Stored data entries
+---+

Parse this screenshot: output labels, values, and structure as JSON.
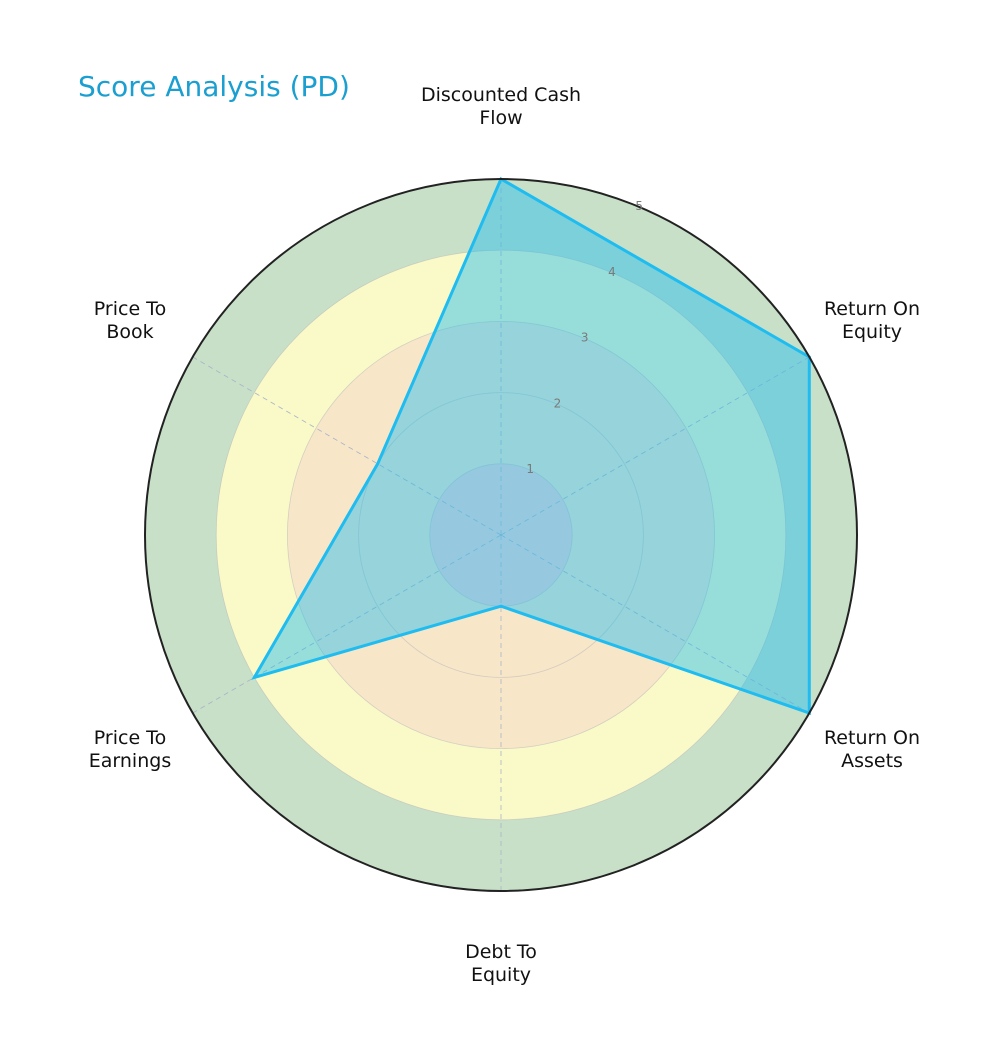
{
  "title": "Score Analysis (PD)",
  "chart_data": {
    "type": "radar",
    "title": "Score Analysis (PD)",
    "categories": [
      "Discounted Cash Flow",
      "Return On Equity",
      "Return On Assets",
      "Debt To Equity",
      "Price To Earnings",
      "Price To Book"
    ],
    "series": [
      {
        "name": "PD",
        "values": [
          5,
          5,
          5,
          1,
          4,
          2
        ],
        "color": "#1ebcf0"
      }
    ],
    "rlim": [
      0,
      5
    ],
    "r_ticks": [
      1,
      2,
      3,
      4,
      5
    ],
    "zones": [
      {
        "from": 0,
        "to": 1,
        "color": "#f8d4d4"
      },
      {
        "from": 1,
        "to": 3,
        "color": "#f8e6c8"
      },
      {
        "from": 3,
        "to": 4,
        "color": "#fafac8"
      },
      {
        "from": 4,
        "to": 5,
        "color": "#c8e0c8"
      }
    ],
    "grid": true
  },
  "labels": [
    [
      "Discounted Cash",
      "Flow"
    ],
    [
      "Return On",
      "Equity"
    ],
    [
      "Return On",
      "Assets"
    ],
    [
      "Debt To",
      "Equity"
    ],
    [
      "Price To",
      "Earnings"
    ],
    [
      "Price To",
      "Book"
    ]
  ],
  "ticks": [
    "1",
    "2",
    "3",
    "4",
    "5"
  ]
}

+---+

GOAL: The data above needs to be retyped exactly, with the images left out.

WRITTEN REPLY:
Parse this screenshot: output labels, values, and structure as JSON.
{
  "title": "Score Analysis (PD)",
  "chart_data": {
    "type": "radar",
    "title": "Score Analysis (PD)",
    "categories": [
      "Discounted Cash Flow",
      "Return On Equity",
      "Return On Assets",
      "Debt To Equity",
      "Price To Earnings",
      "Price To Book"
    ],
    "series": [
      {
        "name": "PD",
        "values": [
          5,
          5,
          5,
          1,
          4,
          2
        ],
        "color": "#1ebcf0"
      }
    ],
    "rlim": [
      0,
      5
    ],
    "r_ticks": [
      1,
      2,
      3,
      4,
      5
    ],
    "zones": [
      {
        "from": 0,
        "to": 1,
        "color": "#f8d4d4"
      },
      {
        "from": 1,
        "to": 3,
        "color": "#f8e6c8"
      },
      {
        "from": 3,
        "to": 4,
        "color": "#fafac8"
      },
      {
        "from": 4,
        "to": 5,
        "color": "#c8e0c8"
      }
    ],
    "grid": true
  },
  "labels": [
    [
      "Discounted Cash",
      "Flow"
    ],
    [
      "Return On",
      "Equity"
    ],
    [
      "Return On",
      "Assets"
    ],
    [
      "Debt To",
      "Equity"
    ],
    [
      "Price To",
      "Earnings"
    ],
    [
      "Price To",
      "Book"
    ]
  ],
  "ticks": [
    "1",
    "2",
    "3",
    "4",
    "5"
  ]
}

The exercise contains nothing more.